Dataset items:
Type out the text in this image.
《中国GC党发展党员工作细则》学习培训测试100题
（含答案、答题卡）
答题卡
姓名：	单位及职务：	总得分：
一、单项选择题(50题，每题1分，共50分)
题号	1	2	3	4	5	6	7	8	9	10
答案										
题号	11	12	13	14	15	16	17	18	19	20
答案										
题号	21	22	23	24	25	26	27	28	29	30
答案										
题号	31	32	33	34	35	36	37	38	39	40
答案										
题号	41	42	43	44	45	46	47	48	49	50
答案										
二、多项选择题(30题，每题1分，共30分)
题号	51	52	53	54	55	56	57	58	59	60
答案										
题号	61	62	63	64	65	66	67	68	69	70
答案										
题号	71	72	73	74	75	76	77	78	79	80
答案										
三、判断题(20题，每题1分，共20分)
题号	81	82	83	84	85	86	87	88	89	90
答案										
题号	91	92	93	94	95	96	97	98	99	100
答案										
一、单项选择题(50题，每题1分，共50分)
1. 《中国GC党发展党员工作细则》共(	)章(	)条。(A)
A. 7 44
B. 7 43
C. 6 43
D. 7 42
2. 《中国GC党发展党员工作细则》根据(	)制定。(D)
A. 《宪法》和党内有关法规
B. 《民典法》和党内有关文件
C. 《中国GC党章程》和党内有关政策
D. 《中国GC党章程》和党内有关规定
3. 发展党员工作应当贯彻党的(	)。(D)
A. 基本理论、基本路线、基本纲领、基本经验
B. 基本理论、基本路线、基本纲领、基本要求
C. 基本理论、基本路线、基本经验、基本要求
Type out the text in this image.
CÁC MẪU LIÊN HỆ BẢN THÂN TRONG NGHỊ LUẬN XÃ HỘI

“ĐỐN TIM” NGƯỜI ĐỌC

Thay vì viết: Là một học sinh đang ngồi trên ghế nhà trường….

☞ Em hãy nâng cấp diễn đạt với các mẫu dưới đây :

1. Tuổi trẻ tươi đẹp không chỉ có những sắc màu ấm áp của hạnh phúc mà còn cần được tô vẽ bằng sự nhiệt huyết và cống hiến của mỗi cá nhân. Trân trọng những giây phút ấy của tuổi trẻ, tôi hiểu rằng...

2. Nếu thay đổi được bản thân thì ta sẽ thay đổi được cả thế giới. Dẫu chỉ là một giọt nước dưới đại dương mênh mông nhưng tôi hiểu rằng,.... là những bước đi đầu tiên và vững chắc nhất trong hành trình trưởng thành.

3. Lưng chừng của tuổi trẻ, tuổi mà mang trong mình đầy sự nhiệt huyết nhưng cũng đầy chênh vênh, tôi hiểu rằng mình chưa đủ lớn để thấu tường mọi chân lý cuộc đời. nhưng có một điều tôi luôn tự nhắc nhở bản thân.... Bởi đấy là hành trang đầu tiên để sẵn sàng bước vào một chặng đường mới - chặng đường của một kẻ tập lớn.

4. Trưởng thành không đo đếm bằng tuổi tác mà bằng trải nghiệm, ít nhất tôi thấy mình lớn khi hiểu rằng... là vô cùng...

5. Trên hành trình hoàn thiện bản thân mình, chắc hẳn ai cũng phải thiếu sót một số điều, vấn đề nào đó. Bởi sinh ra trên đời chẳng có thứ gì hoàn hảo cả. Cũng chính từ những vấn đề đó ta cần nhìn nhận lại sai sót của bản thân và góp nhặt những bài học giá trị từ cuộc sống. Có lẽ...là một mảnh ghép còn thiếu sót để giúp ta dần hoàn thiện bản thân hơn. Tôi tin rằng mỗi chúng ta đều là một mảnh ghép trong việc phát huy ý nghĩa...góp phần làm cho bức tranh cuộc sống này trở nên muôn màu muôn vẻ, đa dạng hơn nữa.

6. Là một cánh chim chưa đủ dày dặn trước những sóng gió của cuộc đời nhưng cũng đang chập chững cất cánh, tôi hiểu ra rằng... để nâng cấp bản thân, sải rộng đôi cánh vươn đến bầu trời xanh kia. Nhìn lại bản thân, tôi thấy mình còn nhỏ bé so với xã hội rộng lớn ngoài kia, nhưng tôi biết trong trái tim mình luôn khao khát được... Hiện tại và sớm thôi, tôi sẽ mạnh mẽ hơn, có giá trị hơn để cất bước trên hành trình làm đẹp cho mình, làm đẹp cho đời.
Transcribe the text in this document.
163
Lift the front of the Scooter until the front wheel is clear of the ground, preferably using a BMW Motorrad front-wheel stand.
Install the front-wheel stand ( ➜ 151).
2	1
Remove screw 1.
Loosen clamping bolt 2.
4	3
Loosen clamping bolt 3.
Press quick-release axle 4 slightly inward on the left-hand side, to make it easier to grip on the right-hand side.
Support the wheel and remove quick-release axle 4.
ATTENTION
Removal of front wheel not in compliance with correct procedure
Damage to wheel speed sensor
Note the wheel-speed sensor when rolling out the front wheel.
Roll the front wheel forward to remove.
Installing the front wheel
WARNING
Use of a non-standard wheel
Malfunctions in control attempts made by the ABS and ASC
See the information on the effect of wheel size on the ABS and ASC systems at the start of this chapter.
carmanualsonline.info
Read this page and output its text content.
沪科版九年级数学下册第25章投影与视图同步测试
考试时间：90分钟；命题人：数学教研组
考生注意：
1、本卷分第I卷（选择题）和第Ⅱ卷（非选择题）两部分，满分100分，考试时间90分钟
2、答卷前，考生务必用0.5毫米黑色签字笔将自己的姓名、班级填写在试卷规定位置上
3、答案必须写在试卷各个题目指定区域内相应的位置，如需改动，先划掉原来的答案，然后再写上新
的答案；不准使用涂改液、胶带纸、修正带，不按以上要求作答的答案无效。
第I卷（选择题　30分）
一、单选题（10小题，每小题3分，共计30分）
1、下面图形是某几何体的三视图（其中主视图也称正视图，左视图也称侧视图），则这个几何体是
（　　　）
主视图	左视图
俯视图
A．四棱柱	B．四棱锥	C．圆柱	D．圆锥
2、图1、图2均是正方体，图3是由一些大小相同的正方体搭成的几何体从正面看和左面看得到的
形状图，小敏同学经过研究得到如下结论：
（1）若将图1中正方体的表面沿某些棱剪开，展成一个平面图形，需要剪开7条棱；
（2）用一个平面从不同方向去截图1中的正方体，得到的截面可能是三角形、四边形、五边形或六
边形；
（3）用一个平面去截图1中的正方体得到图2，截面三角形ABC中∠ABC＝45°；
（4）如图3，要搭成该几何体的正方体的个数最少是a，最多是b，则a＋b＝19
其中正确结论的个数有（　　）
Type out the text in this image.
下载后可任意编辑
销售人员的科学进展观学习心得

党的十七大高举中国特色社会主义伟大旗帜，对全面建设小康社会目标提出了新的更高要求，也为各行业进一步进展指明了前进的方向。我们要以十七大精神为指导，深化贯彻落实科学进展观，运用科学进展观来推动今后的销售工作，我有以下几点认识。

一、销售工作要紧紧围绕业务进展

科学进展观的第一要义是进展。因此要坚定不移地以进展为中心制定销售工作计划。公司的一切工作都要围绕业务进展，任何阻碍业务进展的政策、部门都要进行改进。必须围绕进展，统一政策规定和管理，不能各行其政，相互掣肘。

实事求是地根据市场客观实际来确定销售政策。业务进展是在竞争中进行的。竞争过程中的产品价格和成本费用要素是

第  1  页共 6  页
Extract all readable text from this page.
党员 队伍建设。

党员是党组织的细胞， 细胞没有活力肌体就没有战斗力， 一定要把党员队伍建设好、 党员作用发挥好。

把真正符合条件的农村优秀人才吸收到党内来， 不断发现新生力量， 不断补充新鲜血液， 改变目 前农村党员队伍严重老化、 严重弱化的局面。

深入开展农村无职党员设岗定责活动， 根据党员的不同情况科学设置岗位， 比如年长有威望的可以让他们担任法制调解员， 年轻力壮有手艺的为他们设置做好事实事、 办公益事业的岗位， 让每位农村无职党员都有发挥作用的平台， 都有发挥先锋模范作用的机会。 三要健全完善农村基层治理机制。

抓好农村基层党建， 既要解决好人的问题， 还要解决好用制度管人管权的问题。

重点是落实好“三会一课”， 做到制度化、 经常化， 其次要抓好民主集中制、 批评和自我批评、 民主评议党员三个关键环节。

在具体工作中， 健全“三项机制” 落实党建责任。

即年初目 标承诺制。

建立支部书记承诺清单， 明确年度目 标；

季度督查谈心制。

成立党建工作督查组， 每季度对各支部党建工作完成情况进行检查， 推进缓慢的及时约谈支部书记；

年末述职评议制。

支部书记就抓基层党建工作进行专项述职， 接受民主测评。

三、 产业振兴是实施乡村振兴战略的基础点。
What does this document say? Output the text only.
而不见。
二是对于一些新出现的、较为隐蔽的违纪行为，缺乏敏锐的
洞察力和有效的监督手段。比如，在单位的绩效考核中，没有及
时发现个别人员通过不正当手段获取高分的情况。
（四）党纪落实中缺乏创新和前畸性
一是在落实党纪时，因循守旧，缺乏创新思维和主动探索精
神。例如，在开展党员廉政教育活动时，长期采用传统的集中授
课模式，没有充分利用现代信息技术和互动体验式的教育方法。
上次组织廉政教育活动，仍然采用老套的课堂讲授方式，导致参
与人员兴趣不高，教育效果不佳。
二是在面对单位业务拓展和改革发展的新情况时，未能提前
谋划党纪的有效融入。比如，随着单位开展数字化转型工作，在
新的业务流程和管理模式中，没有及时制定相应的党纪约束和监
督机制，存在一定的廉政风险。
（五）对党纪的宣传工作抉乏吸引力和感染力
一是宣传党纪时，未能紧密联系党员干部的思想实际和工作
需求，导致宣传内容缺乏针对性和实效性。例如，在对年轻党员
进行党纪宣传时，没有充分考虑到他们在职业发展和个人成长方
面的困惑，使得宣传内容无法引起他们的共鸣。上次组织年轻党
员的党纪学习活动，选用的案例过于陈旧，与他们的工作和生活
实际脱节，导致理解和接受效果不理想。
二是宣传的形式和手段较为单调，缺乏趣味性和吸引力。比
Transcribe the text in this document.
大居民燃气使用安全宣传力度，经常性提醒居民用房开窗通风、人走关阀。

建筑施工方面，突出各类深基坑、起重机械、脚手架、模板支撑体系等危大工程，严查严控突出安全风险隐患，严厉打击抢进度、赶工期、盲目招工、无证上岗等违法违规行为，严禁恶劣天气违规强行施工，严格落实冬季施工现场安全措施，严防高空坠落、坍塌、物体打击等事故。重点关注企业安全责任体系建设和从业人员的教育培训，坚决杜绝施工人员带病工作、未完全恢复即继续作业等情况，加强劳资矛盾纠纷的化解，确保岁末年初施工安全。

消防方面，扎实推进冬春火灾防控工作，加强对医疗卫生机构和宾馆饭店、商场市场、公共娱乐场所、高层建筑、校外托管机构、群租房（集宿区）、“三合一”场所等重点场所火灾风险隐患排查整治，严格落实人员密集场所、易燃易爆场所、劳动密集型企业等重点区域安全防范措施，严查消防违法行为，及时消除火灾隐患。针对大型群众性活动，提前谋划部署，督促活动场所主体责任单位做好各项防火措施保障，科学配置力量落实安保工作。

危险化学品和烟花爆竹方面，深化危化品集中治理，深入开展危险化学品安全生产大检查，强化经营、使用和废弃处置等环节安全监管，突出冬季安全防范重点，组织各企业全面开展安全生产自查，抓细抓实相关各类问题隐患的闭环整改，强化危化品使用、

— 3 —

Prompt
Using the material above, count the lines containing the word "cuộc". Reply with the number alone.

The response
3